Given problem
Below are some entries. Output each one exactly as it appears.

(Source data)
————

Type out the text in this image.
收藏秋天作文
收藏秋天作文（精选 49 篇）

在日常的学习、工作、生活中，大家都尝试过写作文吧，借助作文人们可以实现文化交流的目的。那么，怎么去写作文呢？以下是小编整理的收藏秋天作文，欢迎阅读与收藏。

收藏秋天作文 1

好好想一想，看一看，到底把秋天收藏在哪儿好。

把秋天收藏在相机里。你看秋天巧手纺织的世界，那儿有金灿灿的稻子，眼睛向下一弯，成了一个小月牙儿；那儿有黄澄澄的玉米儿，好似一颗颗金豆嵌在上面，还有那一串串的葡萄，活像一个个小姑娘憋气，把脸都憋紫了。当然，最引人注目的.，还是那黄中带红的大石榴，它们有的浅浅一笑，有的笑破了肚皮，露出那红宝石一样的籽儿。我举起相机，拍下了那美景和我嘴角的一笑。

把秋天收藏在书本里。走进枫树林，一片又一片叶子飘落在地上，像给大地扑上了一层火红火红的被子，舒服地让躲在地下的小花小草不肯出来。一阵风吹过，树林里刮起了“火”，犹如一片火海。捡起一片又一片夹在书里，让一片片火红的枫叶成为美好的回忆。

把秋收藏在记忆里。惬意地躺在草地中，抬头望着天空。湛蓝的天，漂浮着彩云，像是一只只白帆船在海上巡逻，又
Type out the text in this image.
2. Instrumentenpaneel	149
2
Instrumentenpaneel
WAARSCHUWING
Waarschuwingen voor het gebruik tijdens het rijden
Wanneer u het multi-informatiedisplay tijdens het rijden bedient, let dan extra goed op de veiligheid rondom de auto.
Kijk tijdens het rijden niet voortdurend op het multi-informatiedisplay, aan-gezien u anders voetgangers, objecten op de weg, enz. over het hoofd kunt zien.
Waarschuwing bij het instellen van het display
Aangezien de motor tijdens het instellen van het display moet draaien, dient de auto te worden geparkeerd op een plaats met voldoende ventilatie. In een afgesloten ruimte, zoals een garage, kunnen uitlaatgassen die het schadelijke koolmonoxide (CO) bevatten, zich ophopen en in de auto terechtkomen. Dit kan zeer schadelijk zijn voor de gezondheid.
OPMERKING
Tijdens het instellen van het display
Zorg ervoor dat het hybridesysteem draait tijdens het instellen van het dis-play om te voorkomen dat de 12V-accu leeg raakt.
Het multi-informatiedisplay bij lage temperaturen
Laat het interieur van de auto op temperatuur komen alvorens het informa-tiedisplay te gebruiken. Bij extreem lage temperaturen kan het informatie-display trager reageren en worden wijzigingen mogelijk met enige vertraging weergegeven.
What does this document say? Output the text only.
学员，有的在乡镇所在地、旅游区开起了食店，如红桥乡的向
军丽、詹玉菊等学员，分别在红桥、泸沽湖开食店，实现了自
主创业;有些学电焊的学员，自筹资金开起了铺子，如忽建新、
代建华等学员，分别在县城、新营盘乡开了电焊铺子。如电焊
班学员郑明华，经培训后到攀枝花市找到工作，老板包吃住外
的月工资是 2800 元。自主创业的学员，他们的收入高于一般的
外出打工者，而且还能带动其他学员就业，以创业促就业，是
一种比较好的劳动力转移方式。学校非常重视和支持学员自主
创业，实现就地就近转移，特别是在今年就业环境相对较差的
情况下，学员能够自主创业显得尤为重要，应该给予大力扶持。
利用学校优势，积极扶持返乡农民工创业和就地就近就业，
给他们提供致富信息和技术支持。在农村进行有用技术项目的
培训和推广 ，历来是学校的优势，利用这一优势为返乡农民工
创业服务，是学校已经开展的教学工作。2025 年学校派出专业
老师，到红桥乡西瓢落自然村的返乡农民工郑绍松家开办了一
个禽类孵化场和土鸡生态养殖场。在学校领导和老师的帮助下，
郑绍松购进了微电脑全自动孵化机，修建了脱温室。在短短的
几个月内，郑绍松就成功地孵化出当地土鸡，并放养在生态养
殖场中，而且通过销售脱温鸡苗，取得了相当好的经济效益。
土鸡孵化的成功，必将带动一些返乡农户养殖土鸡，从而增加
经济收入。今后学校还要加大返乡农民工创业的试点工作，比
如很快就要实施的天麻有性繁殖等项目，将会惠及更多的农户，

————

Answer to this task
Type out the text in this image.
收藏秋天作文
收藏秋天作文（精选 49 篇）

在日常的学习、工作、生活中，大家都尝试过写作文吧，借助作文人们可以实现文化交流的目的。那么，怎么去写作文呢？以下是小编整理的收藏秋天作文，欢迎阅读与收藏。

收藏秋天作文 1

好好想一想，看一看，到底把秋天收藏在哪儿好。

把秋天收藏在相机里。你看秋天巧手纺织的世界，那儿有金灿灿的稻子，眼睛向下一弯，成了一个小月牙儿；那儿有黄澄澄的玉米儿，好似一颗颗金豆嵌在上面，还有那一串串的葡萄，活像一个个小姑娘憋气，把脸都憋紫了。当然，最引人注目的.，还是那黄中带红的大石榴，它们有的浅浅一笑，有的笑破了肚皮，露出那红宝石一样的籽儿。我举起相机，拍下了那美景和我嘴角的一笑。

把秋天收藏在书本里。走进枫树林，一片又一片叶子飘落在地上，像给大地扑上了一层火红火红的被子，舒服地让躲在地下的小花小草不肯出来。一阵风吹过，树林里刮起了“火”，犹如一片火海。捡起一片又一片夹在书里，让一片片火红的枫叶成为美好的回忆。

把秋收藏在记忆里。惬意地躺在草地中，抬头望着天空。湛蓝的天，漂浮着彩云，像是一只只白帆船在海上巡逻，又
Type out the text in this image.
2. Instrumentenpaneel	149
2
Instrumentenpaneel
WAARSCHUWING
Waarschuwingen voor het gebruik tijdens het rijden
Wanneer u het multi-informatiedisplay tijdens het rijden bedient, let dan extra goed op de veiligheid rondom de auto.
Kijk tijdens het rijden niet voortdurend op het multi-informatiedisplay, aan-gezien u anders voetgangers, objecten op de weg, enz. over het hoofd kunt zien.
Waarschuwing bij het instellen van het display
Aangezien de motor tijdens het instellen van het display moet draaien, dient de auto te worden geparkeerd op een plaats met voldoende ventilatie. In een afgesloten ruimte, zoals een garage, kunnen uitlaatgassen die het schadelijke koolmonoxide (CO) bevatten, zich ophopen en in de auto terechtkomen. Dit kan zeer schadelijk zijn voor de gezondheid.
OPMERKING
Tijdens het instellen van het display
Zorg ervoor dat het hybridesysteem draait tijdens het instellen van het dis-play om te voorkomen dat de 12V-accu leeg raakt.
Het multi-informatiedisplay bij lage temperaturen
Laat het interieur van de auto op temperatuur komen alvorens het informa-tiedisplay te gebruiken. Bij extreem lage temperaturen kan het informatie-display trager reageren en worden wijzigingen mogelijk met enige vertraging weergegeven.
What does this document say? Output the text only.
学员，有的在乡镇所在地、旅游区开起了食店，如红桥乡的向
军丽、詹玉菊等学员，分别在红桥、泸沽湖开食店，实现了自
主创业;有些学电焊的学员，自筹资金开起了铺子，如忽建新、
代建华等学员，分别在县城、新营盘乡开了电焊铺子。如电焊
班学员郑明华，经培训后到攀枝花市找到工作，老板包吃住外
的月工资是 2800 元。自主创业的学员，他们的收入高于一般的
外出打工者，而且还能带动其他学员就业，以创业促就业，是
一种比较好的劳动力转移方式。学校非常重视和支持学员自主
创业，实现就地就近转移，特别是在今年就业环境相对较差的
情况下，学员能够自主创业显得尤为重要，应该给予大力扶持。
利用学校优势，积极扶持返乡农民工创业和就地就近就业，
给他们提供致富信息和技术支持。在农村进行有用技术项目的
培训和推广 ，历来是学校的优势，利用这一优势为返乡农民工
创业服务，是学校已经开展的教学工作。2025 年学校派出专业
老师，到红桥乡西瓢落自然村的返乡农民工郑绍松家开办了一
个禽类孵化场和土鸡生态养殖场。在学校领导和老师的帮助下，
郑绍松购进了微电脑全自动孵化机，修建了脱温室。在短短的
几个月内，郑绍松就成功地孵化出当地土鸡，并放养在生态养
殖场中，而且通过销售脱温鸡苗，取得了相当好的经济效益。
土鸡孵化的成功，必将带动一些返乡农户养殖土鸡，从而增加
经济收入。今后学校还要加大返乡农民工创业的试点工作，比
如很快就要实施的天麻有性繁殖等项目，将会惠及更多的农户，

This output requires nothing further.